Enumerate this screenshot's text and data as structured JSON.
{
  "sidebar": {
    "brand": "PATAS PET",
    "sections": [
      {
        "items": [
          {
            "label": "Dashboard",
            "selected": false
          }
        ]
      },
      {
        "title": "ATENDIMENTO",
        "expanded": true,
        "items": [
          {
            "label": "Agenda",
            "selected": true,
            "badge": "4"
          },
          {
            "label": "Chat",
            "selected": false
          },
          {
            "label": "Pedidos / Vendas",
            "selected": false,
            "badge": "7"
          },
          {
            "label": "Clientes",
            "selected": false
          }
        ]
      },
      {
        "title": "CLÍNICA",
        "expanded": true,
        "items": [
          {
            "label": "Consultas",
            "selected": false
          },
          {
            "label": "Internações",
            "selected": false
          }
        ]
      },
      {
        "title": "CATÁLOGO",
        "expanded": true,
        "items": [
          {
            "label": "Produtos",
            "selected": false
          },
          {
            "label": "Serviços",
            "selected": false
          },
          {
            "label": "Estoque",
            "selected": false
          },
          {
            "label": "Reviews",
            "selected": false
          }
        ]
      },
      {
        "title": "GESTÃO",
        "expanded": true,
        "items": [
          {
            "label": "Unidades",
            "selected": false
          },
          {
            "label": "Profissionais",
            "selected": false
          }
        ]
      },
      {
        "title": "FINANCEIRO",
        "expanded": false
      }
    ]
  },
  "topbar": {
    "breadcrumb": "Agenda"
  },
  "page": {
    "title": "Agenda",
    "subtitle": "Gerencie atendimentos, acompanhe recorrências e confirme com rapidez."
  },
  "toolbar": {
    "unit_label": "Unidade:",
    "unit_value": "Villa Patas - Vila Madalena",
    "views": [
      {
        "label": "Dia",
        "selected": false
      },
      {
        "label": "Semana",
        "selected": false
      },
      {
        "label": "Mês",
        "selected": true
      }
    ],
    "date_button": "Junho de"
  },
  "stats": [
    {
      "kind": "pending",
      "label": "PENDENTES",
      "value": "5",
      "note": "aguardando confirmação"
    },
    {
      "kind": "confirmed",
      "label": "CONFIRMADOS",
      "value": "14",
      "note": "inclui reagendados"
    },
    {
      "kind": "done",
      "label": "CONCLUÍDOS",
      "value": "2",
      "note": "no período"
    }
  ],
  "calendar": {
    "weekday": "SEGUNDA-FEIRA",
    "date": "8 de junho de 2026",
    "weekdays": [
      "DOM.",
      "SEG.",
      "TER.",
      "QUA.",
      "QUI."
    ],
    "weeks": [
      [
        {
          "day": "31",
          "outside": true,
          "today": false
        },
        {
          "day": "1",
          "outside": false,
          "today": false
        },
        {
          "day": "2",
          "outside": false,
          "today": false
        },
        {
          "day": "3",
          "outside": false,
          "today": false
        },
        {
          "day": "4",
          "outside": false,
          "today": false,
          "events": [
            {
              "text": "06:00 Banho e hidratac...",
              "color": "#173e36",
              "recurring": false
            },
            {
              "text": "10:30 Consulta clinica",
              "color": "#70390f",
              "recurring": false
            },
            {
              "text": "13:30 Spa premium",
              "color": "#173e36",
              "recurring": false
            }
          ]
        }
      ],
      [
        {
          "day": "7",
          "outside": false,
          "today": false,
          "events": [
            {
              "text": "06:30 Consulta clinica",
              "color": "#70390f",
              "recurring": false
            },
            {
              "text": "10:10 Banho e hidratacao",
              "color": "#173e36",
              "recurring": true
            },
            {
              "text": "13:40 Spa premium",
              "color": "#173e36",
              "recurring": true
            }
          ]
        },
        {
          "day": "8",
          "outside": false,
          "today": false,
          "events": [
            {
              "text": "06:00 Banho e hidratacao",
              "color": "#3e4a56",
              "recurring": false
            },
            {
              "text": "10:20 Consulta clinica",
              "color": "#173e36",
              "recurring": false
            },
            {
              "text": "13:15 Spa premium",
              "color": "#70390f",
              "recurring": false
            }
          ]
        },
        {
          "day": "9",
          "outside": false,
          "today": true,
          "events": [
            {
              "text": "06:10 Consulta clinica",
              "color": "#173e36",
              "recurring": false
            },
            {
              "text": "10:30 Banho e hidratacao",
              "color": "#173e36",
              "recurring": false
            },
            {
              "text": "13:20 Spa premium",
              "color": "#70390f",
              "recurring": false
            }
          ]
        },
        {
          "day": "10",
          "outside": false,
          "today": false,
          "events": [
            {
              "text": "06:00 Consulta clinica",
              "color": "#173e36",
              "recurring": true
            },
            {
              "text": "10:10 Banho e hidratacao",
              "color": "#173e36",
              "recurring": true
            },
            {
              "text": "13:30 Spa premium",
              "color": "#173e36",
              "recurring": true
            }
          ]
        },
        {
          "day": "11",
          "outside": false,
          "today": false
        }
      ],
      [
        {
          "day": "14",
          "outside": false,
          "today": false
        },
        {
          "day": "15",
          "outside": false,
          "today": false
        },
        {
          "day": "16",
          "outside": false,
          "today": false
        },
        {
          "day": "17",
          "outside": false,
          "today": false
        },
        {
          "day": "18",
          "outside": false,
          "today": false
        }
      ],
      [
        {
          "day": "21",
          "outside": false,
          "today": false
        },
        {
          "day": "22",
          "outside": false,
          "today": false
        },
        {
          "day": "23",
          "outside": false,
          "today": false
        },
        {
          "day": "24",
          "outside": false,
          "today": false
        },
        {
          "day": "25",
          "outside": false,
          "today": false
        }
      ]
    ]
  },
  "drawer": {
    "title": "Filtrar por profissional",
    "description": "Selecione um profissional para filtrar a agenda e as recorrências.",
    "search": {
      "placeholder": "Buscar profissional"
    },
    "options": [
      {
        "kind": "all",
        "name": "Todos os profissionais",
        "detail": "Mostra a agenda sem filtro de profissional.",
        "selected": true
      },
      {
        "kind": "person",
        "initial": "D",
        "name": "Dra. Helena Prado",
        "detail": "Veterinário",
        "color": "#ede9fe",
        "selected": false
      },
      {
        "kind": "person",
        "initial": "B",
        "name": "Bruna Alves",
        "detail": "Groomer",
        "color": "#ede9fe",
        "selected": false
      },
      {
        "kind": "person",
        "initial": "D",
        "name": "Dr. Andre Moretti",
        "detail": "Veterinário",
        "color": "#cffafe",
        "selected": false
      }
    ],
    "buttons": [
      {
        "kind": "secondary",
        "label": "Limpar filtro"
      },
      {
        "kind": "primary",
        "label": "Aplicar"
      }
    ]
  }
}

◇ ◇ ◇ ◇

DESCRIPTION OF THE TASK: List every line above that holds the word "premium".

TASK RESULT:
              "text": "13:30 Spa premium",
              "text": "13:40 Spa premium",
              "text": "13:15 Spa premium",
              "text": "13:20 Spa premium",
              "text": "13:30 Spa premium",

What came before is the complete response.